Given task —
Every line that contains the word "date" should be copied out.

◇ ◇ ◇ ◇ ◇ ◇ ◇

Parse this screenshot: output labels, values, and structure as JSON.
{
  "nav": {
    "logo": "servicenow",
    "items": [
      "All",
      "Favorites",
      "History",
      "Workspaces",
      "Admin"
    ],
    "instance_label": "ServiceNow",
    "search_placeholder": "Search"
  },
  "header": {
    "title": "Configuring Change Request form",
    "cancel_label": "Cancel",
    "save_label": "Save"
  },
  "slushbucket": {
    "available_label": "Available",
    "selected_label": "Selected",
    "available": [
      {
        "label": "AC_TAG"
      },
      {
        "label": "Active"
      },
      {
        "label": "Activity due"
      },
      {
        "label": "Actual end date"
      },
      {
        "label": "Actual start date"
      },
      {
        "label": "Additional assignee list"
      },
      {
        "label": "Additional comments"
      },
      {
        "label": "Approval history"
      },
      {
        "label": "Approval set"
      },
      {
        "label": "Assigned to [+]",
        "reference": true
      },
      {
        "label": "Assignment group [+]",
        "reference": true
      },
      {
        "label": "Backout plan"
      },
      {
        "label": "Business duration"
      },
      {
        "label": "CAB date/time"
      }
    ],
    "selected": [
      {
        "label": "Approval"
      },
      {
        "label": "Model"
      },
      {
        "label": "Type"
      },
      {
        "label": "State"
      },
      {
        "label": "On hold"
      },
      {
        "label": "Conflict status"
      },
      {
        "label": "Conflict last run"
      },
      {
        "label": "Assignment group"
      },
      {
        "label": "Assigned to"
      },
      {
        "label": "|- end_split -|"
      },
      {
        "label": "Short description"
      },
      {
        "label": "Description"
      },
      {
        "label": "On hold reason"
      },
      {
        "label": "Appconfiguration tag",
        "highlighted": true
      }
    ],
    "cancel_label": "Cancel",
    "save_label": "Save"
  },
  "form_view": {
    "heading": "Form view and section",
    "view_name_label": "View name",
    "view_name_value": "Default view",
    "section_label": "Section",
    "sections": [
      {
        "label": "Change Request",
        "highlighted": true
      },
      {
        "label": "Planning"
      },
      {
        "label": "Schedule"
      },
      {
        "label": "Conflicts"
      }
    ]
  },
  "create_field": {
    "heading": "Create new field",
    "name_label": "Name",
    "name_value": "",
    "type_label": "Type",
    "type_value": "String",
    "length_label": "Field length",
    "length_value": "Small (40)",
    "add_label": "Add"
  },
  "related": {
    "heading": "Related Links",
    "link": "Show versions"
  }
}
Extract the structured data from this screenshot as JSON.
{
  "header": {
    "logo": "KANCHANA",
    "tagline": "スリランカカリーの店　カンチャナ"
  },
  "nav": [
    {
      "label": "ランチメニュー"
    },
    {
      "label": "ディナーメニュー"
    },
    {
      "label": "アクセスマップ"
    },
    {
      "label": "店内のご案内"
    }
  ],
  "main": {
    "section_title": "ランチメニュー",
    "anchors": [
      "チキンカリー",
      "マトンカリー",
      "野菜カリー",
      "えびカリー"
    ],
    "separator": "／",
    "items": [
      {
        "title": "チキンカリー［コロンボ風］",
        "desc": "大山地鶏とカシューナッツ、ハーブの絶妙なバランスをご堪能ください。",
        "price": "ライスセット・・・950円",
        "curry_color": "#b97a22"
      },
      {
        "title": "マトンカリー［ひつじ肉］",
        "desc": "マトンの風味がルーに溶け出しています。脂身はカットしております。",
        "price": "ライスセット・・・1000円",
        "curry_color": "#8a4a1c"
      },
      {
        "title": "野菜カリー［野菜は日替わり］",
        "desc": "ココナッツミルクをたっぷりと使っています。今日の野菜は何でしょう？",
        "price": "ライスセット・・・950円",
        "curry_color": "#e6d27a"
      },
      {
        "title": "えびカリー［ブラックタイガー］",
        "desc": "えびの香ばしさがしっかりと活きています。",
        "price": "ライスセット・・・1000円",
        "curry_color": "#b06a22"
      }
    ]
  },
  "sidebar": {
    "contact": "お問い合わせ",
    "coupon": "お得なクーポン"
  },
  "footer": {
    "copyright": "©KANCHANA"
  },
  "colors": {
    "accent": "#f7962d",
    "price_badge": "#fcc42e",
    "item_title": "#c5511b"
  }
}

◇ ◇ ◇ ◇ ◇ ◇ ◇

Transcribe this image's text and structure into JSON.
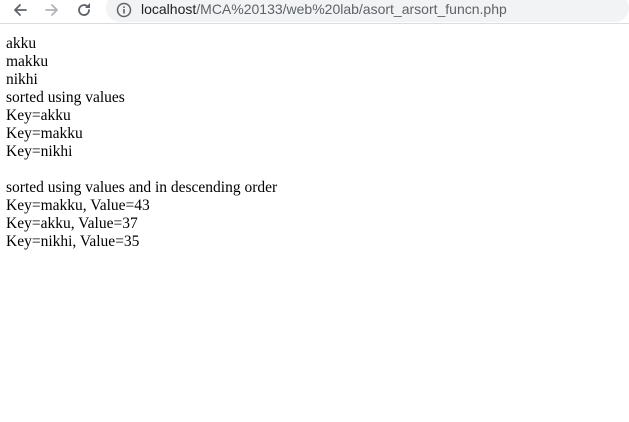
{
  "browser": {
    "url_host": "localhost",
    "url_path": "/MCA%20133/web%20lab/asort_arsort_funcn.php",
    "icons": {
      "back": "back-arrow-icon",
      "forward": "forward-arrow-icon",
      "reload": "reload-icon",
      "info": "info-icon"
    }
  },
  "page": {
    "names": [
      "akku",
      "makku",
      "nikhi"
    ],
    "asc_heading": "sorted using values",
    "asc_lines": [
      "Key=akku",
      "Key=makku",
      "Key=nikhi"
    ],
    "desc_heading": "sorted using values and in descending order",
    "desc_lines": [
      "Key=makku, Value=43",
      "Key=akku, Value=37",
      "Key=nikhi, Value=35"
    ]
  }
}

◇ ◇ ◇ ◇ ◇ ◇ ◇

Expected output —
        "label": "Actual end date"
        "label": "Actual start date"
        "label": "CAB date/time"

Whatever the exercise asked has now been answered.